■ **Direction**:
Keep only the lines where "rides" appears.
########################################
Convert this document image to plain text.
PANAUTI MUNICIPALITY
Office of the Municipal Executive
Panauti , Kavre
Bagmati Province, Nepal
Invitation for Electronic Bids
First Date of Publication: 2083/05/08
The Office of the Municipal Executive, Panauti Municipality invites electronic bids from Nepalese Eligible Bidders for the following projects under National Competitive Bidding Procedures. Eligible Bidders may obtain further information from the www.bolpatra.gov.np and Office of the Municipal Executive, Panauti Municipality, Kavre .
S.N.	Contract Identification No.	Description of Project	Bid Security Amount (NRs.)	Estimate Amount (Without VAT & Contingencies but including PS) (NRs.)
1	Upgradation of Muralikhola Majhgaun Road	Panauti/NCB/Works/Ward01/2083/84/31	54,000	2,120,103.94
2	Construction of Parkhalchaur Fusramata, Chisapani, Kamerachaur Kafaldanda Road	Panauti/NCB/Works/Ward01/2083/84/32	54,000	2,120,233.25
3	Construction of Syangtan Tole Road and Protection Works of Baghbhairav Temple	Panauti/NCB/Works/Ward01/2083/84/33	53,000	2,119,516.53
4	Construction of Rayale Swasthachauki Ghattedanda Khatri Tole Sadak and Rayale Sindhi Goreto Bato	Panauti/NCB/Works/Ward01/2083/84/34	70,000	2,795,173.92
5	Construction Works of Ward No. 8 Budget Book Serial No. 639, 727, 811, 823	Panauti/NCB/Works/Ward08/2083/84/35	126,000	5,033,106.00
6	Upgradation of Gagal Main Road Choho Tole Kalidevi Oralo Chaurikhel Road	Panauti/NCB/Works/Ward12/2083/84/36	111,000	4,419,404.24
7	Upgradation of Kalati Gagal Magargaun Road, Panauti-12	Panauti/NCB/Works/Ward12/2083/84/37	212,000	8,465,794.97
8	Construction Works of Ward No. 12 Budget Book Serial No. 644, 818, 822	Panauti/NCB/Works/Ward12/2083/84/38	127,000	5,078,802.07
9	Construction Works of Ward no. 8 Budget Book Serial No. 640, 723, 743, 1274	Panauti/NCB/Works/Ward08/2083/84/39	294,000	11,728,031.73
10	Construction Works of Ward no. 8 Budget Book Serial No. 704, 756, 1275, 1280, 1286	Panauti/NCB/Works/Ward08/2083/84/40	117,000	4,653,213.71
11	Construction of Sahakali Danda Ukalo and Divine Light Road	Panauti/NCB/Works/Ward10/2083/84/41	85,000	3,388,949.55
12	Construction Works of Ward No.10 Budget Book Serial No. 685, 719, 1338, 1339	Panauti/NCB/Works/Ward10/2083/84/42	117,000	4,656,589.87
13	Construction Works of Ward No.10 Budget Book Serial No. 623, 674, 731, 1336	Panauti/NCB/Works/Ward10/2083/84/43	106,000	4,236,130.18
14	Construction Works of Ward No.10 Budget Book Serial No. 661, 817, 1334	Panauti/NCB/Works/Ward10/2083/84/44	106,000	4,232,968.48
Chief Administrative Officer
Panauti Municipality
########################################
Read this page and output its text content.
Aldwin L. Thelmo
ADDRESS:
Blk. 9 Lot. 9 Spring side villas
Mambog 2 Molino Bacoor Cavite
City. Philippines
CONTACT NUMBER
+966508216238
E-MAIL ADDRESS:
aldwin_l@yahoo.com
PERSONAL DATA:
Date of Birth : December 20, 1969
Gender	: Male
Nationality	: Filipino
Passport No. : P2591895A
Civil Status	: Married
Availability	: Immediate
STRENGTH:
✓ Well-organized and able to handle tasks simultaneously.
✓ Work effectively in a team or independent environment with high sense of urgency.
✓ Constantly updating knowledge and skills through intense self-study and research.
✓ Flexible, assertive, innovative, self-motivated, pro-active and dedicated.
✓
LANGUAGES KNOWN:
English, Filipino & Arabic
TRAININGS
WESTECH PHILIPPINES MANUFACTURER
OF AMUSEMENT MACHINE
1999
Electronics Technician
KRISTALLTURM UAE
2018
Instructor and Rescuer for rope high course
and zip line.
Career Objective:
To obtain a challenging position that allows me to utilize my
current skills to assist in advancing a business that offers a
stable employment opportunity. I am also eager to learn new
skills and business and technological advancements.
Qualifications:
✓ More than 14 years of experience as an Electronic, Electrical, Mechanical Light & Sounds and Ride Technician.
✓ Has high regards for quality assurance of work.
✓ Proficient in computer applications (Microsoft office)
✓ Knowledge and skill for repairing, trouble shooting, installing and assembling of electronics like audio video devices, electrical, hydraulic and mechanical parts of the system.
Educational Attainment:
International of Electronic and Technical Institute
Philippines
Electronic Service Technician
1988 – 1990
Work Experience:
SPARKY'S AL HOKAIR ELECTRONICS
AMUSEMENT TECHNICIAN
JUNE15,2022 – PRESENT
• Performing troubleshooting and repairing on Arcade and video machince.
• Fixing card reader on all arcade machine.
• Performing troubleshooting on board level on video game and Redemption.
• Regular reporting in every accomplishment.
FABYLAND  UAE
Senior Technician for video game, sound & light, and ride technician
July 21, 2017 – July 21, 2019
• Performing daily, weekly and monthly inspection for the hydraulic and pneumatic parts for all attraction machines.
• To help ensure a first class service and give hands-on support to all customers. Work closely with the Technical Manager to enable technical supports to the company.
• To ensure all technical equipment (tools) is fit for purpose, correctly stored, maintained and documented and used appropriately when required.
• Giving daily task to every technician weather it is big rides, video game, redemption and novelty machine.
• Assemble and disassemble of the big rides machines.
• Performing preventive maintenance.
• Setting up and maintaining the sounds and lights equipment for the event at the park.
########################################
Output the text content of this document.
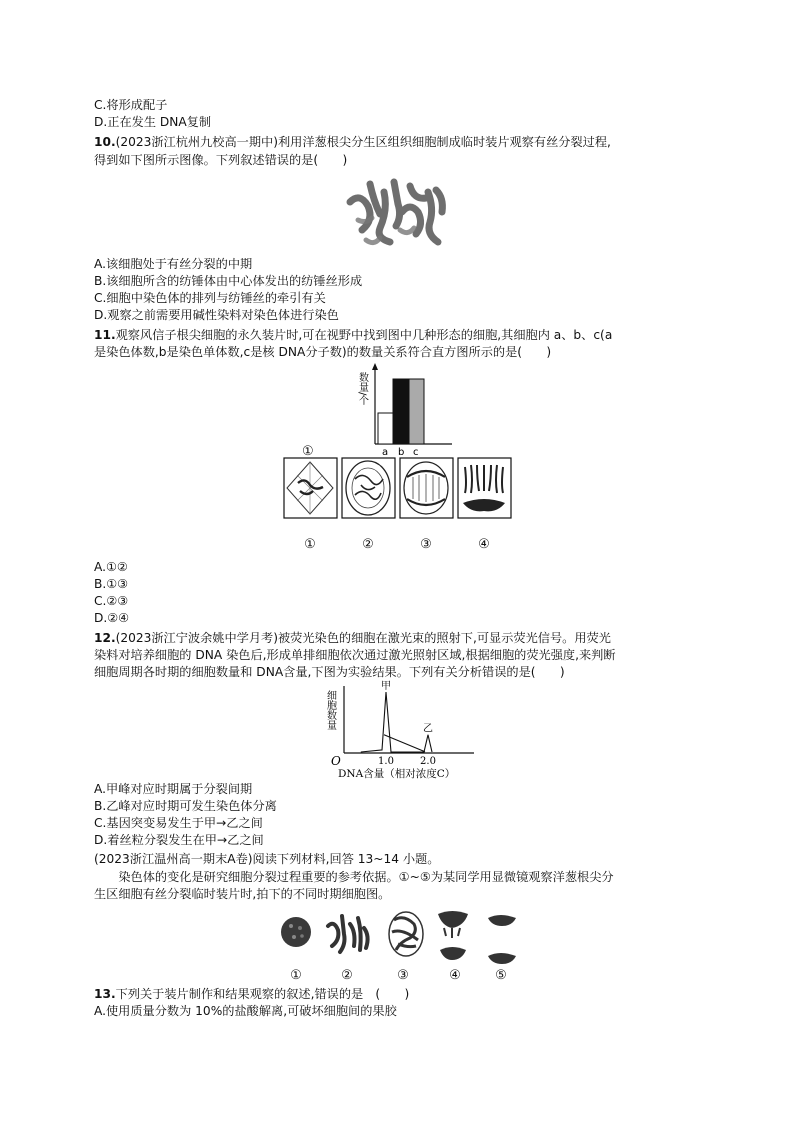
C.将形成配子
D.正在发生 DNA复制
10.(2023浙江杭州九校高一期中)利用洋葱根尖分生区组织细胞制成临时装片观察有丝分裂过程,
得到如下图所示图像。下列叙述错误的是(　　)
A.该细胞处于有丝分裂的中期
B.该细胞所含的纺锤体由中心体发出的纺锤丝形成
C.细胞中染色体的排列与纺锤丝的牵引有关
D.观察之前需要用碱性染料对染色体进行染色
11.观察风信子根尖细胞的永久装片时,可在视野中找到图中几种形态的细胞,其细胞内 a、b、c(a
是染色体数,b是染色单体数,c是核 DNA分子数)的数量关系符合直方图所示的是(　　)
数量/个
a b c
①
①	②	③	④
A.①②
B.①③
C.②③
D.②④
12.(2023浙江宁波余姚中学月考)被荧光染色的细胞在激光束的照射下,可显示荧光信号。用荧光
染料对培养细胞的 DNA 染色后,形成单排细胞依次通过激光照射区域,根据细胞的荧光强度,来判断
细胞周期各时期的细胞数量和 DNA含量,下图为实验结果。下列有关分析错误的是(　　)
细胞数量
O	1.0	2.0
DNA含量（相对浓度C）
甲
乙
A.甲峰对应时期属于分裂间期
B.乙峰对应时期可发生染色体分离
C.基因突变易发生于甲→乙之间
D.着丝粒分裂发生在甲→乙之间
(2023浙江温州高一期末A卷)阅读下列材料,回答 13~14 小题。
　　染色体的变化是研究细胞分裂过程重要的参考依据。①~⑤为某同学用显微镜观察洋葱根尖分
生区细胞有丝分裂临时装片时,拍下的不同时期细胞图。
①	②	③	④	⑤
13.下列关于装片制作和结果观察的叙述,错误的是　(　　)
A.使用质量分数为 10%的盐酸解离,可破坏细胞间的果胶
########################################
■ **Response to the task**:
• Giving daily task to every technician weather it is big rides, video game, redemption and novelty machine.
• Assemble and disassemble of the big rides machines.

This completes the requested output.